**Aim 1**
In the essay introduction on participatory processes in urban development, which two concepts of participation does the paper say it uses?
**Aim 2**
Pick up the essay on participatory processes in urban development after its final sentence and carry it forward.

**Given passage**
»»

Towards an understanding of participatory processes in development: The case of the Incremental Housing Strategy in India

by Andrea Cubides

Introduction

The purpose of this essay is to discuss notions of participatory processes in Urban Development through the analysis of a specific case. Participation in design is without doubt a buzzword in the actual development practice. Although it is supposed to improve social and physical situations and or elements behind the idea of inclusive feedback and involvement from the communities that are to be benefited, it actually can just be sometimes, to better inform people about the project with absolutely no consideration of the local community member thoughts. However, there are more responsible implementations of participation towards a more inclusive process of design for development. This paper use concepts of participation such as empowerment and power relations encrypted in participatory methods for social transformation like radical planning and the capability approach for the discussion of the case of study. The analysis presented aims to highlight the importance of development strategies built on permanent flux of knowledge between vulnerable communities and practitioners, which would generate the adequate mechanisms to resist injustice and lack of opportunities in the cities.

««

**Dataset entries**
»»

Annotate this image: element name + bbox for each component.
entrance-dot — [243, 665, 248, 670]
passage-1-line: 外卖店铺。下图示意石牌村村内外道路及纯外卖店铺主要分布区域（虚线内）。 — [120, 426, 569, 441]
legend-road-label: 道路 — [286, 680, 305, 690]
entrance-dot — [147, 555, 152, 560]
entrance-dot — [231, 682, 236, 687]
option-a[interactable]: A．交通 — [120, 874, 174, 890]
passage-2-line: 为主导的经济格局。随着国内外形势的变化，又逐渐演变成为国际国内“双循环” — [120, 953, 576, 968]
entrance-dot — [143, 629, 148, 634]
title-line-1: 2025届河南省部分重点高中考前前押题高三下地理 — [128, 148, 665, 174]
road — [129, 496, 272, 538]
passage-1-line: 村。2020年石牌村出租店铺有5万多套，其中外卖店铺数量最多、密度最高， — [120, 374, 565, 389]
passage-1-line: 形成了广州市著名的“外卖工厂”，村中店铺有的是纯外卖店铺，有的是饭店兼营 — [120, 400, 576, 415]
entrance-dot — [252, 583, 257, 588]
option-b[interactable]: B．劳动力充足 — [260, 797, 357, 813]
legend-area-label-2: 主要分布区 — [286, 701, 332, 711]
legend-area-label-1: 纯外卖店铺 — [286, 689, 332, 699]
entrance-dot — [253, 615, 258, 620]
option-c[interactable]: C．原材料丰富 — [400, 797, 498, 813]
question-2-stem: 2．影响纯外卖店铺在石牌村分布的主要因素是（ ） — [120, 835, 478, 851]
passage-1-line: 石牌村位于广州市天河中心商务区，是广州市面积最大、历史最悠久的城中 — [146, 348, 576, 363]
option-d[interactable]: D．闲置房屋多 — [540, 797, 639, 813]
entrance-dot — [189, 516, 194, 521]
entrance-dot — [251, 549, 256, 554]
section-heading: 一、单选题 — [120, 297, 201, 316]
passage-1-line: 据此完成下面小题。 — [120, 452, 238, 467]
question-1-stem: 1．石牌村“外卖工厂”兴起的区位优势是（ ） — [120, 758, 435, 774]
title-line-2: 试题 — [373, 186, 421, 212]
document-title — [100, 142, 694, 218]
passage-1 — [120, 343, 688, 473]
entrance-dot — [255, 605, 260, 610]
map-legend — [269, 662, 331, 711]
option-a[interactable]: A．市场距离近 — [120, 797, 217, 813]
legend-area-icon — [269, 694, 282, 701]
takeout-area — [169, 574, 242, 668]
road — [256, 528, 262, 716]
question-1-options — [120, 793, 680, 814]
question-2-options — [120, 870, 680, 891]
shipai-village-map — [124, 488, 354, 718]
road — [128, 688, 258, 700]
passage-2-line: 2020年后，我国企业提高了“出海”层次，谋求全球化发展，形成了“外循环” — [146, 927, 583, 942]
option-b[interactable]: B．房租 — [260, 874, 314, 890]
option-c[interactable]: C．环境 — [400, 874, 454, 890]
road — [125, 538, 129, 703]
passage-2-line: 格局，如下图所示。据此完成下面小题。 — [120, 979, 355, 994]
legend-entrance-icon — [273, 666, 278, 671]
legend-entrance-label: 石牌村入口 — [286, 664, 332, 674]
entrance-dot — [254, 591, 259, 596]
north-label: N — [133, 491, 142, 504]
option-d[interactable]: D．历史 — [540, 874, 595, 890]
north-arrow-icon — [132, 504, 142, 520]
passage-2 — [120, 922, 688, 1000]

««
»»

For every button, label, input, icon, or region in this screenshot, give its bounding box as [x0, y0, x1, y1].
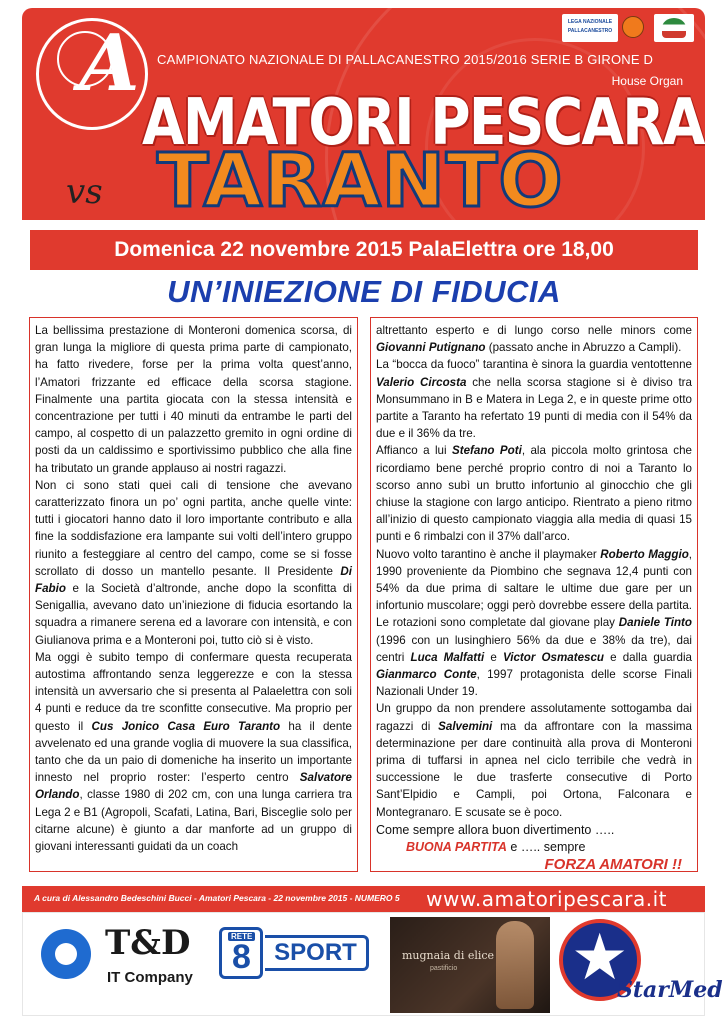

««

**Final answer 1**
Empowerment and power relations.

**Final answer 2**
The essay will first introduce the case of the Incremental Housing Strategy developed in a shanty town in Pune, India chosen by its participatory strategies with the community, implemented at different stages of the process thanks to a close relation between the  community based organisation of women leaders, their supportive NGO and the team of architects. The information would be presented as complete as possible regarding the sources of information available about it. Accordingly, it will highlight the different strategies and resources related to participation that were used along different stages of the process of the project, and will follow also, in the next sections. In the second section, the study case would be analysed from the perspective of radical planning built on community capacity. The final section would show discussions of the case from notions on the capability approach focused on process and product.

Incremental Housing Strategy[i] for an informal settlement in Pune, India.

Architects Filipe Balestra and Sara Göransson were invited by the NGO SPARC to work on a strategy to develop informal settlements into permanent urban districts with the participation of a community based organisation of women called “Mahila Milan” which would facilitate and lead the work with the community. In essence, the strategy should require the influence from the communities from the areas included in the project. They were asked to design a process of gradual improvement to existing dwellings instead of demolishing and rebuilding. In order to prioritise and work on what was really necessary, one of the main strategies of the project was created, consisting it in the replacement of the old temporary houses made form recycled materials called kacchas, located between a number of well built houses in the Yerawada City neighbourhood (one of the most densely populated areas of Pune); this also aiming to respect the actual urban and social fabric of the neighbourhood.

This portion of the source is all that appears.